> [EXERCISE DESCRIPTION]: Only the number is wanted: how many lines contain "دلار"?

> [GIVEN INFORMATION]:
□ □ □ □
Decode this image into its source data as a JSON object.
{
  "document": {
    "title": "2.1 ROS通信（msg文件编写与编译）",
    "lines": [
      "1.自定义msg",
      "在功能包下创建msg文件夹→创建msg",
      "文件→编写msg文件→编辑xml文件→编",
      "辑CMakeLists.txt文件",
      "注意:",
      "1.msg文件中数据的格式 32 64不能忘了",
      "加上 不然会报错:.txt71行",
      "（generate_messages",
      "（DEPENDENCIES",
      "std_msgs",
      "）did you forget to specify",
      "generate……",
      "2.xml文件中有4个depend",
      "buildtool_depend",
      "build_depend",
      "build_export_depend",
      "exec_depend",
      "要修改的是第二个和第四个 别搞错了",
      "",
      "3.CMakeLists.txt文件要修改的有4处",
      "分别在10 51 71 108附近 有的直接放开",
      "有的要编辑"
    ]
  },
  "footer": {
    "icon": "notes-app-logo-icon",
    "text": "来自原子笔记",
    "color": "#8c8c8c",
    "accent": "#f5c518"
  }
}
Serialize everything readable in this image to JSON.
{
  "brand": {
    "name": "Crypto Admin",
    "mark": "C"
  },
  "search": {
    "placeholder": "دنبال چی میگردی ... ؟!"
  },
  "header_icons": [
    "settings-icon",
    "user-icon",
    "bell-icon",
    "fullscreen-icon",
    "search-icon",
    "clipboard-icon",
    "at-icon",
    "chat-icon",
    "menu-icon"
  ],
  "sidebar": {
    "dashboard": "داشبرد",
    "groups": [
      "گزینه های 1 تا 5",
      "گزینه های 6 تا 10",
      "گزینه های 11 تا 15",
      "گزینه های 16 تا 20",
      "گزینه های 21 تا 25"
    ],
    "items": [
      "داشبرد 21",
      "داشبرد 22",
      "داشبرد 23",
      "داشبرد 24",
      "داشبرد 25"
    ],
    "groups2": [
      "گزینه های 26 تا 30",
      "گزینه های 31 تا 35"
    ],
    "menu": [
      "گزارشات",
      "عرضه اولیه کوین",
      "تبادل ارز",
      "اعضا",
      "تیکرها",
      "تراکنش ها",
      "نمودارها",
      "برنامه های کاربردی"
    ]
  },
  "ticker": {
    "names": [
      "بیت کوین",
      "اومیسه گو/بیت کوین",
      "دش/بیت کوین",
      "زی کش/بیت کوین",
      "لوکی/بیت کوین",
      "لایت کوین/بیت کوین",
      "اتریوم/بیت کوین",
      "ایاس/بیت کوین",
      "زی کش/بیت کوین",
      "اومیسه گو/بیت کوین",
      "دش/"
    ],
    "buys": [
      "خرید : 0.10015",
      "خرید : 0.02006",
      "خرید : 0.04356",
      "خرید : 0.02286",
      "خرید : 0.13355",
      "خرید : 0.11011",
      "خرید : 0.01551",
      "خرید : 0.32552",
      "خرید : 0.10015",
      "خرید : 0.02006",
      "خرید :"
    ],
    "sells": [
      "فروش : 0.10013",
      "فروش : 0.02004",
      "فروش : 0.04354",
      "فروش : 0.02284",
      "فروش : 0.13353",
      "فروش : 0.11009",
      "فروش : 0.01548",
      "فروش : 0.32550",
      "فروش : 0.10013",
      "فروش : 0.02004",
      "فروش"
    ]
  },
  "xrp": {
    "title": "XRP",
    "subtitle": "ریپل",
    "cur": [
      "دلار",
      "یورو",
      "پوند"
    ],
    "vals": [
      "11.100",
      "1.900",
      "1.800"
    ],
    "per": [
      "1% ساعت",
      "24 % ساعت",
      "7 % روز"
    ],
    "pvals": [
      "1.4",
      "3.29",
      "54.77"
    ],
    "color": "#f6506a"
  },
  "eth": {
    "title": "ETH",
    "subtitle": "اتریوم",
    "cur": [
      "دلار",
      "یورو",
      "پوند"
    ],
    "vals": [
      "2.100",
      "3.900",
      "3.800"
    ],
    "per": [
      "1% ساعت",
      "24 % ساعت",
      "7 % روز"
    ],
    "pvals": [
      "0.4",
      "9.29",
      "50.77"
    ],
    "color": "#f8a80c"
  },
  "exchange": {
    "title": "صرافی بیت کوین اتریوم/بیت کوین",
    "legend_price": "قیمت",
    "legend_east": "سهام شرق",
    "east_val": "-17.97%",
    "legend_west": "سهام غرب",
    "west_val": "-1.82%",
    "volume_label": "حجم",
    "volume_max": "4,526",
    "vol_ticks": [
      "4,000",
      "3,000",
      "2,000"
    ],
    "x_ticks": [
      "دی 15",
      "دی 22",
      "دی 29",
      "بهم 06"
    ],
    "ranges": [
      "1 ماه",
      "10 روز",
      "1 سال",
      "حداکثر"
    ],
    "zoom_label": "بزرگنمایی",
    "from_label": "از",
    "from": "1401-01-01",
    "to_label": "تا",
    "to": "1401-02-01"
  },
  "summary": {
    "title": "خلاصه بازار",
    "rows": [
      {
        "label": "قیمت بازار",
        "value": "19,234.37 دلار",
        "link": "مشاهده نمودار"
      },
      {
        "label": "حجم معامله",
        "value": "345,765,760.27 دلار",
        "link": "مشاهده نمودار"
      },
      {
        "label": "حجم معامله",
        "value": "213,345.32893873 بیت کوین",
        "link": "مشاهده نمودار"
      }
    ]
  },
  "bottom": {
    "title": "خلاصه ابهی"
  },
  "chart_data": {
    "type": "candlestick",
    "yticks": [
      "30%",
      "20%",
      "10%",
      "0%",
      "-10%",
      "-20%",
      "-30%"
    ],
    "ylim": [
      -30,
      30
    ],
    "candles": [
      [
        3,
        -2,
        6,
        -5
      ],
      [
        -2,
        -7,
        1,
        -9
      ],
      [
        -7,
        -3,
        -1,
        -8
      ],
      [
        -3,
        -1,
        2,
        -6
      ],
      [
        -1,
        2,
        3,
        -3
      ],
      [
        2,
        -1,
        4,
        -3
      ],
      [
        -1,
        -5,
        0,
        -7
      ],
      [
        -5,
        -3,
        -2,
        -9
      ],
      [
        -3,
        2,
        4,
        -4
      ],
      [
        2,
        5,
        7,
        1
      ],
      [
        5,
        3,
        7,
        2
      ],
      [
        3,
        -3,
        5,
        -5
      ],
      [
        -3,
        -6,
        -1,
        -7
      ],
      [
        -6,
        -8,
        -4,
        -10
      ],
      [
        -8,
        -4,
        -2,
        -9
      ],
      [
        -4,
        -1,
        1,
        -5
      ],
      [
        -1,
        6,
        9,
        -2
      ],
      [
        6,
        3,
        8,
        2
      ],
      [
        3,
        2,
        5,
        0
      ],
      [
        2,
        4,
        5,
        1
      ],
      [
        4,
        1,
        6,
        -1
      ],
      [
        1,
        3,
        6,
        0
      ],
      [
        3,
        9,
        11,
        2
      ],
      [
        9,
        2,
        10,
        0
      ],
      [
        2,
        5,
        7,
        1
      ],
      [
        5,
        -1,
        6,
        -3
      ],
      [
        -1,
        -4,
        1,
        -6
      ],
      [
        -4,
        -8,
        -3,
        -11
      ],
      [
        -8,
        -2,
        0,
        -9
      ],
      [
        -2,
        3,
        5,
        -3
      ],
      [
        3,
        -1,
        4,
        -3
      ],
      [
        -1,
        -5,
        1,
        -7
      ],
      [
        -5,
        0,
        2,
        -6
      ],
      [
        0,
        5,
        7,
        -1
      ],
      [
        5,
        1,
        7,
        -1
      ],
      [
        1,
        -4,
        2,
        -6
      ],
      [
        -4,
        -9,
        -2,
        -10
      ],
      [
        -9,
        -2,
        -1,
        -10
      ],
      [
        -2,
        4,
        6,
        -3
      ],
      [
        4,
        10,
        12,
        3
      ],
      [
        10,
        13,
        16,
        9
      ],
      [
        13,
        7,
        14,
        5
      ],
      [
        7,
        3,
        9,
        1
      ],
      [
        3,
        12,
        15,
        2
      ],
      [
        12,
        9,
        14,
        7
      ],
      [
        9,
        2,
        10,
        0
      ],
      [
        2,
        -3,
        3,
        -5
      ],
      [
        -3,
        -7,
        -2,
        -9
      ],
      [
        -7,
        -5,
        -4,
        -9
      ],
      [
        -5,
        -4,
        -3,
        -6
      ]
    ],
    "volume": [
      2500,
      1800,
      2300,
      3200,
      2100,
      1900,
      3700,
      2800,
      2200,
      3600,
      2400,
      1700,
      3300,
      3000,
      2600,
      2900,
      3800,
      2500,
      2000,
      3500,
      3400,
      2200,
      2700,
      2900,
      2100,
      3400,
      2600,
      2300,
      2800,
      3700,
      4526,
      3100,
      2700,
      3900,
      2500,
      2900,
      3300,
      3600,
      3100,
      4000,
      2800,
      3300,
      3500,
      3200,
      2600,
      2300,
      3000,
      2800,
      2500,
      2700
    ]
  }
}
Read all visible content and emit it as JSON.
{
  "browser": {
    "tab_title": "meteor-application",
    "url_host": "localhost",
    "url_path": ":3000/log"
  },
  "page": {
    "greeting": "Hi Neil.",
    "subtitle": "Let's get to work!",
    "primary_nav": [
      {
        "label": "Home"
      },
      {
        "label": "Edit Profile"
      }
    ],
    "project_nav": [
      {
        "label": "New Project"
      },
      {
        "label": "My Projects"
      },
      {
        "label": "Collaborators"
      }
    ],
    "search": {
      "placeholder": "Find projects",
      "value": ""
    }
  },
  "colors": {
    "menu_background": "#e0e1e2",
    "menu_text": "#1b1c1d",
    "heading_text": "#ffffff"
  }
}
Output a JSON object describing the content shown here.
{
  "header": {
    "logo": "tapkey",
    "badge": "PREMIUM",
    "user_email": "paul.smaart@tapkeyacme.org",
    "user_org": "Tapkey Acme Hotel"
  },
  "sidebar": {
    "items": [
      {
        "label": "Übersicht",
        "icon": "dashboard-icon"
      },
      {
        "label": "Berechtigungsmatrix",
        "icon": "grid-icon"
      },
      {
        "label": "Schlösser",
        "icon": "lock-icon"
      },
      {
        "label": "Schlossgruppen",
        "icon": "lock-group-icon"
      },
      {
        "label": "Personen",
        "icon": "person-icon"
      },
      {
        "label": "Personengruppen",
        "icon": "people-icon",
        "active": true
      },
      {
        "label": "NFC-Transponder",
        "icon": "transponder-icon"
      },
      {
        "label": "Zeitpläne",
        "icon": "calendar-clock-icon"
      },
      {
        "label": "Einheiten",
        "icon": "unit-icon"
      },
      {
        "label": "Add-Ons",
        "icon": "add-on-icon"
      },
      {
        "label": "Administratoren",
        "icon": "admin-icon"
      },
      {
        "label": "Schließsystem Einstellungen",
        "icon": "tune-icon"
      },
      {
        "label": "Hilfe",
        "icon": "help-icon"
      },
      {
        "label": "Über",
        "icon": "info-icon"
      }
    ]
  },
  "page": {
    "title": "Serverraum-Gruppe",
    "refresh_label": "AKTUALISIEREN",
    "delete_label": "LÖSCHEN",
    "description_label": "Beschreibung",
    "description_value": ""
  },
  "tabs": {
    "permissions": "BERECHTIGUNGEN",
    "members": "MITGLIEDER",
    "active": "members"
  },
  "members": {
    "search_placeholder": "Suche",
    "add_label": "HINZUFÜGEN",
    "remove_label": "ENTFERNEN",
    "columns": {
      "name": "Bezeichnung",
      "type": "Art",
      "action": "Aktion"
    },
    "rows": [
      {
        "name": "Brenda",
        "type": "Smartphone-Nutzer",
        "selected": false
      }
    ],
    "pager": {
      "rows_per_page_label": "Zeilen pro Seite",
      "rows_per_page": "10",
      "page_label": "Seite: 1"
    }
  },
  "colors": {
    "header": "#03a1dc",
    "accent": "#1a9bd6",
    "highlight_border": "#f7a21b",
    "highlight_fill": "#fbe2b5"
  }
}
□ □ □ □
> [RESPONSE]: 4